OBJECTIVE =
Reproduce the data below line for line and word for word, omitting the pictures.

## BEGIN DATA EXCERPTS

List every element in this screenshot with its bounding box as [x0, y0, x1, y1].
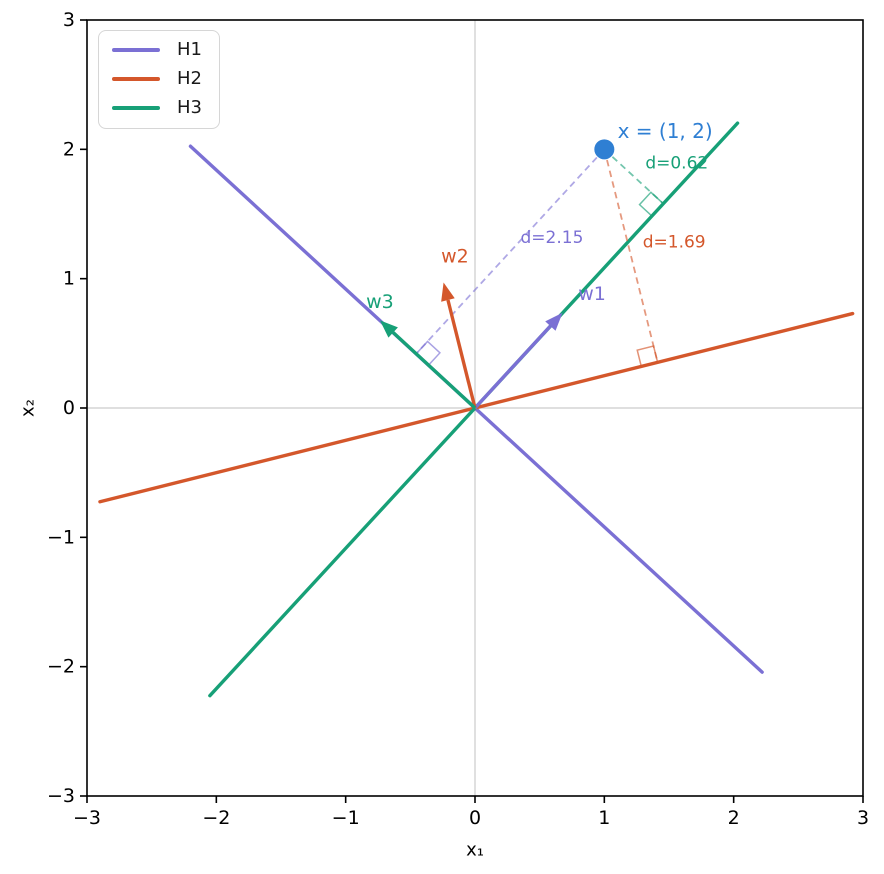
weight-label-w3: w3 [366, 291, 394, 313]
legend-item-h2: H2 [112, 68, 202, 90]
x-tick-label: 1 [598, 807, 610, 829]
vector-arrowhead-w3 [379, 320, 398, 338]
legend-item-h1: H1 [112, 39, 202, 61]
y-tick-label: 3 [63, 9, 75, 31]
legend-swatch-h3 [112, 106, 160, 110]
legend-swatch-h2 [112, 77, 160, 81]
x-tick-label: 0 [469, 807, 481, 829]
right-angle-marker-h3 [638, 191, 665, 218]
weight-label-w2: w2 [441, 246, 469, 268]
vector-arrowhead-w1 [545, 312, 563, 331]
x-tick-label: −2 [202, 807, 230, 829]
y-axis-label: x₂ [18, 399, 39, 417]
y-tick-label: −2 [47, 656, 75, 678]
y-tick-label: 1 [63, 268, 75, 290]
x-tick-label: 2 [728, 807, 740, 829]
y-tick-label: 0 [63, 397, 75, 419]
x-tick-label: −1 [332, 807, 360, 829]
distance-dashed-line-h1 [415, 148, 605, 355]
distance-dashed-line-h2 [603, 149, 659, 363]
distance-label-H1: d=2.15 [521, 228, 584, 248]
legend-swatch-h1 [112, 48, 160, 52]
vector-arrow-shaft-w3 [392, 331, 477, 410]
data-layer [87, 20, 863, 796]
x-tick-label: −3 [73, 807, 101, 829]
annotation-layer: x₁ x₂ w1 w2 w3 x = (1, 2) d=2.15 d=1.69 … [18, 119, 713, 860]
legend-label-h3: H3 [177, 97, 202, 118]
vector-arrow-shaft-w1 [473, 324, 552, 410]
distance-label-H2: d=1.69 [643, 232, 706, 252]
vector-arrowhead-w2 [441, 282, 455, 302]
legend: H1 H2 H3 [98, 30, 220, 129]
y-tick-label: −1 [47, 526, 75, 548]
y-tick-label: −3 [47, 785, 75, 807]
y-tick-label: 2 [63, 138, 75, 160]
vector-arrow-shaft-w2 [446, 299, 477, 409]
legend-item-h3: H3 [112, 97, 202, 119]
hyperplane-line-h3 [208, 121, 740, 698]
right-angle-marker-h2 [636, 345, 659, 368]
legend-label-h1: H1 [177, 39, 202, 60]
distance-label-H3: d=0.62 [645, 154, 708, 174]
weight-label-w1: w1 [578, 283, 606, 305]
right-angle-marker-h1 [415, 340, 441, 367]
x-tick-label: 3 [857, 807, 869, 829]
data-point [594, 139, 615, 160]
axes-layer: −3 −2 −1 0 1 2 3 −3 −2 −1 0 1 2 3 [47, 9, 869, 829]
x-axis-label: x₁ [466, 840, 484, 861]
point-label: x = (1, 2) [618, 119, 713, 143]
legend-label-h2: H2 [177, 68, 202, 89]
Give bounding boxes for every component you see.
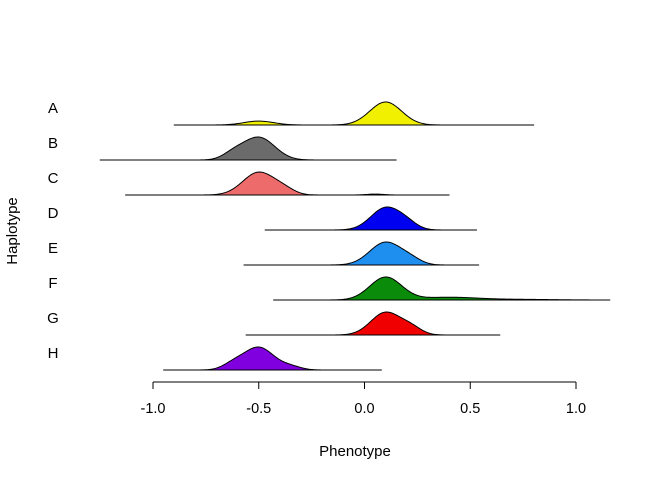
density-area-f — [273, 276, 611, 301]
ridge-a — [173, 101, 535, 126]
density-area-e — [243, 241, 480, 266]
x-tick-label: -1.0 — [141, 401, 166, 417]
ridge-e — [243, 241, 480, 266]
category-label-e: E — [48, 240, 58, 257]
x-axis-title: Phenotype — [319, 443, 391, 460]
x-axis: -1.0 -0.5 0.0 0.5 1.0 — [141, 381, 586, 417]
category-label-g: G — [47, 310, 59, 327]
category-label-h: H — [48, 345, 59, 362]
ridge-c — [125, 171, 450, 196]
category-label-f: F — [48, 275, 57, 292]
density-area-h — [163, 346, 382, 371]
ridge-h — [163, 346, 382, 371]
category-label-a: A — [48, 100, 58, 117]
ridge-b — [99, 136, 397, 161]
x-ticks: -1.0 -0.5 0.0 0.5 1.0 — [141, 382, 586, 417]
ridges — [99, 101, 611, 371]
density-area-a — [173, 101, 535, 126]
density-area-g — [245, 311, 501, 336]
ridge-d — [264, 206, 478, 231]
category-labels: A B C D E F G H — [47, 100, 59, 362]
x-tick-label: 1.0 — [566, 401, 586, 417]
x-tick-label: -0.5 — [246, 401, 271, 417]
y-axis-title: Haplotype — [4, 197, 21, 265]
x-tick-label: 0.0 — [354, 401, 374, 417]
category-label-d: D — [48, 205, 59, 222]
density-area-d — [264, 206, 478, 231]
density-area-c — [125, 171, 450, 196]
x-tick-label: 0.5 — [460, 401, 480, 417]
ridge-g — [245, 311, 501, 336]
category-label-c: C — [48, 170, 59, 187]
density-area-b — [99, 136, 397, 161]
ridge-f — [273, 276, 611, 301]
category-label-b: B — [48, 135, 58, 152]
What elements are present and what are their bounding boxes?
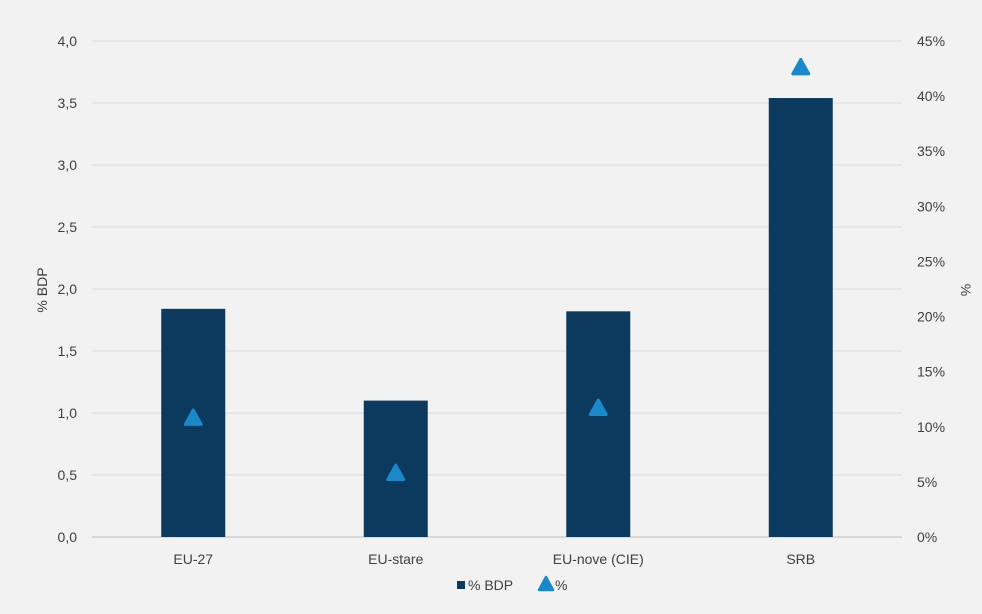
left-tick-label: 0,0 [58, 529, 78, 545]
right-tick-label: 25% [917, 253, 945, 269]
category-label: EU-nove (CIE) [553, 551, 644, 567]
gridlines [92, 40, 902, 538]
left-axis-title: % BDP [34, 267, 50, 312]
left-tick-label: 2,0 [58, 281, 78, 297]
right-tick-label: 45% [917, 33, 945, 49]
left-axis-ticks: 0,0 0,5 1,0 1,5 2,0 2,5 3,0 3,5 4,0 [58, 33, 78, 545]
right-tick-label: 5% [917, 474, 937, 490]
marker-series [183, 57, 811, 481]
right-tick-label: 15% [917, 364, 945, 380]
legend-bar-label: % BDP [468, 577, 513, 593]
bar [566, 311, 631, 537]
left-tick-label: 3,5 [58, 95, 78, 111]
triangle-marker [183, 408, 203, 426]
legend-bar-swatch [457, 581, 465, 589]
left-tick-label: 0,5 [58, 467, 78, 483]
category-label: SRB [786, 551, 815, 567]
legend-marker-label: % [555, 577, 567, 593]
bar [768, 98, 833, 537]
category-label: EU-stare [368, 551, 423, 567]
category-label: EU-27 [173, 551, 213, 567]
triangle-marker [386, 463, 406, 481]
left-tick-label: 2,5 [58, 219, 78, 235]
legend-marker-swatch [537, 575, 555, 592]
left-tick-label: 3,0 [58, 157, 78, 173]
triangle-marker [791, 57, 811, 76]
bar-series [161, 98, 833, 537]
right-tick-label: 10% [917, 419, 945, 435]
left-tick-label: 4,0 [58, 33, 78, 49]
right-tick-label: 35% [917, 143, 945, 159]
right-axis-title: % [958, 284, 974, 296]
right-axis-ticks: 0% 5% 10% 15% 20% 25% 30% 35% 40% 45% [917, 33, 945, 545]
left-tick-label: 1,5 [58, 343, 78, 359]
right-tick-label: 40% [917, 88, 945, 104]
category-axis-ticks: EU-27 EU-stare EU-nove (CIE) SRB [173, 551, 815, 567]
triangle-marker [588, 398, 608, 416]
right-tick-label: 30% [917, 198, 945, 214]
left-tick-label: 1,0 [58, 405, 78, 421]
right-tick-label: 20% [917, 309, 945, 325]
legend: % BDP% [457, 575, 567, 593]
right-tick-label: 0% [917, 529, 937, 545]
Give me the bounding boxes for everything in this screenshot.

## END DATA EXCERPTS

SOLUTION =
List every element in this screenshot with its bounding box as [x0, y0, x1, y1].
weight-label-w3: w3 [366, 291, 394, 313]
legend-item-h2: H2 [112, 68, 202, 90]
x-tick-label: 1 [598, 807, 610, 829]
vector-arrowhead-w3 [379, 320, 398, 338]
legend-item-h1: H1 [112, 39, 202, 61]
y-tick-label: 3 [63, 9, 75, 31]
legend-swatch-h3 [112, 106, 160, 110]
legend-swatch-h2 [112, 77, 160, 81]
x-tick-label: 0 [469, 807, 481, 829]
right-angle-marker-h3 [638, 191, 665, 218]
weight-label-w2: w2 [441, 246, 469, 268]
vector-arrowhead-w1 [545, 312, 563, 331]
x-tick-label: −2 [202, 807, 230, 829]
y-axis-label: x₂ [18, 399, 39, 417]
y-tick-label: −2 [47, 656, 75, 678]
y-tick-label: 1 [63, 268, 75, 290]
x-tick-label: 2 [728, 807, 740, 829]
y-tick-label: 0 [63, 397, 75, 419]
x-tick-label: −1 [332, 807, 360, 829]
distance-dashed-line-h1 [415, 148, 605, 355]
distance-dashed-line-h2 [603, 149, 659, 363]
distance-label-H1: d=2.15 [521, 228, 584, 248]
legend-swatch-h1 [112, 48, 160, 52]
vector-arrow-shaft-w3 [392, 331, 477, 410]
data-layer [87, 20, 863, 796]
x-tick-label: −3 [73, 807, 101, 829]
annotation-layer: x₁ x₂ w1 w2 w3 x = (1, 2) d=2.15 d=1.69 … [18, 119, 713, 860]
legend-label-h3: H3 [177, 97, 202, 118]
vector-arrow-shaft-w1 [473, 324, 552, 410]
distance-label-H2: d=1.69 [643, 232, 706, 252]
vector-arrowhead-w2 [441, 282, 455, 302]
legend: H1 H2 H3 [98, 30, 220, 129]
y-tick-label: −1 [47, 526, 75, 548]
y-tick-label: −3 [47, 785, 75, 807]
y-tick-label: 2 [63, 138, 75, 160]
vector-arrow-shaft-w2 [446, 299, 477, 409]
legend-item-h3: H3 [112, 97, 202, 119]
hyperplane-line-h3 [208, 121, 740, 698]
right-angle-marker-h2 [636, 345, 659, 368]
legend-label-h1: H1 [177, 39, 202, 60]
distance-label-H3: d=0.62 [645, 154, 708, 174]
weight-label-w1: w1 [578, 283, 606, 305]
right-angle-marker-h1 [415, 340, 441, 367]
x-tick-label: 3 [857, 807, 869, 829]
data-point [594, 139, 615, 160]
axes-layer: −3 −2 −1 0 1 2 3 −3 −2 −1 0 1 2 3 [47, 9, 869, 829]
x-axis-label: x₁ [466, 840, 484, 861]
point-label: x = (1, 2) [618, 119, 713, 143]
legend-label-h2: H2 [177, 68, 202, 89]
Give bounding boxes for every component you see.
density-area-f — [273, 276, 611, 301]
ridge-a — [173, 101, 535, 126]
density-area-e — [243, 241, 480, 266]
x-tick-label: -1.0 — [141, 401, 166, 417]
ridge-e — [243, 241, 480, 266]
category-label-e: E — [48, 240, 58, 257]
x-axis-title: Phenotype — [319, 443, 391, 460]
x-axis: -1.0 -0.5 0.0 0.5 1.0 — [141, 381, 586, 417]
category-label-g: G — [47, 310, 59, 327]
category-label-h: H — [48, 345, 59, 362]
ridge-c — [125, 171, 450, 196]
category-label-f: F — [48, 275, 57, 292]
density-area-h — [163, 346, 382, 371]
ridge-h — [163, 346, 382, 371]
category-label-a: A — [48, 100, 58, 117]
ridge-b — [99, 136, 397, 161]
x-ticks: -1.0 -0.5 0.0 0.5 1.0 — [141, 382, 586, 417]
ridges — [99, 101, 611, 371]
density-area-a — [173, 101, 535, 126]
density-area-g — [245, 311, 501, 336]
ridge-d — [264, 206, 478, 231]
category-labels: A B C D E F G H — [47, 100, 59, 362]
x-tick-label: 1.0 — [566, 401, 586, 417]
x-tick-label: -0.5 — [246, 401, 271, 417]
y-axis-title: Haplotype — [4, 197, 21, 265]
x-tick-label: 0.0 — [354, 401, 374, 417]
category-label-d: D — [48, 205, 59, 222]
density-area-d — [264, 206, 478, 231]
density-area-c — [125, 171, 450, 196]
x-tick-label: 0.5 — [460, 401, 480, 417]
ridge-g — [245, 311, 501, 336]
category-label-c: C — [48, 170, 59, 187]
density-area-b — [99, 136, 397, 161]
ridge-f — [273, 276, 611, 301]
category-label-b: B — [48, 135, 58, 152]
What elements are present and what are their bounding boxes?
left-tick-label: 0,0 [58, 529, 78, 545]
right-tick-label: 25% [917, 253, 945, 269]
category-label: EU-nove (CIE) [553, 551, 644, 567]
gridlines [92, 40, 902, 538]
left-axis-title: % BDP [34, 267, 50, 312]
left-tick-label: 2,0 [58, 281, 78, 297]
right-tick-label: 45% [917, 33, 945, 49]
left-axis-ticks: 0,0 0,5 1,0 1,5 2,0 2,5 3,0 3,5 4,0 [58, 33, 78, 545]
right-tick-label: 5% [917, 474, 937, 490]
marker-series [183, 57, 811, 481]
right-tick-label: 15% [917, 364, 945, 380]
legend-bar-label: % BDP [468, 577, 513, 593]
bar [566, 311, 631, 537]
left-tick-label: 3,5 [58, 95, 78, 111]
triangle-marker [183, 408, 203, 426]
legend-bar-swatch [457, 581, 465, 589]
left-tick-label: 0,5 [58, 467, 78, 483]
category-label: SRB [786, 551, 815, 567]
legend-marker-label: % [555, 577, 567, 593]
bar [768, 98, 833, 537]
category-label: EU-stare [368, 551, 423, 567]
category-label: EU-27 [173, 551, 213, 567]
triangle-marker [386, 463, 406, 481]
left-tick-label: 2,5 [58, 219, 78, 235]
legend-marker-swatch [537, 575, 555, 592]
left-tick-label: 3,0 [58, 157, 78, 173]
triangle-marker [791, 57, 811, 76]
bar-series [161, 98, 833, 537]
right-tick-label: 10% [917, 419, 945, 435]
left-tick-label: 4,0 [58, 33, 78, 49]
right-tick-label: 35% [917, 143, 945, 159]
right-axis-title: % [958, 284, 974, 296]
right-axis-ticks: 0% 5% 10% 15% 20% 25% 30% 35% 40% 45% [917, 33, 945, 545]
left-tick-label: 1,5 [58, 343, 78, 359]
right-tick-label: 40% [917, 88, 945, 104]
category-axis-ticks: EU-27 EU-stare EU-nove (CIE) SRB [173, 551, 815, 567]
triangle-marker [588, 398, 608, 416]
right-tick-label: 30% [917, 198, 945, 214]
left-tick-label: 1,0 [58, 405, 78, 421]
right-tick-label: 20% [917, 309, 945, 325]
legend: % BDP% [457, 575, 567, 593]
right-tick-label: 0% [917, 529, 937, 545]
Give me the bounding boxes for everything in this screenshot.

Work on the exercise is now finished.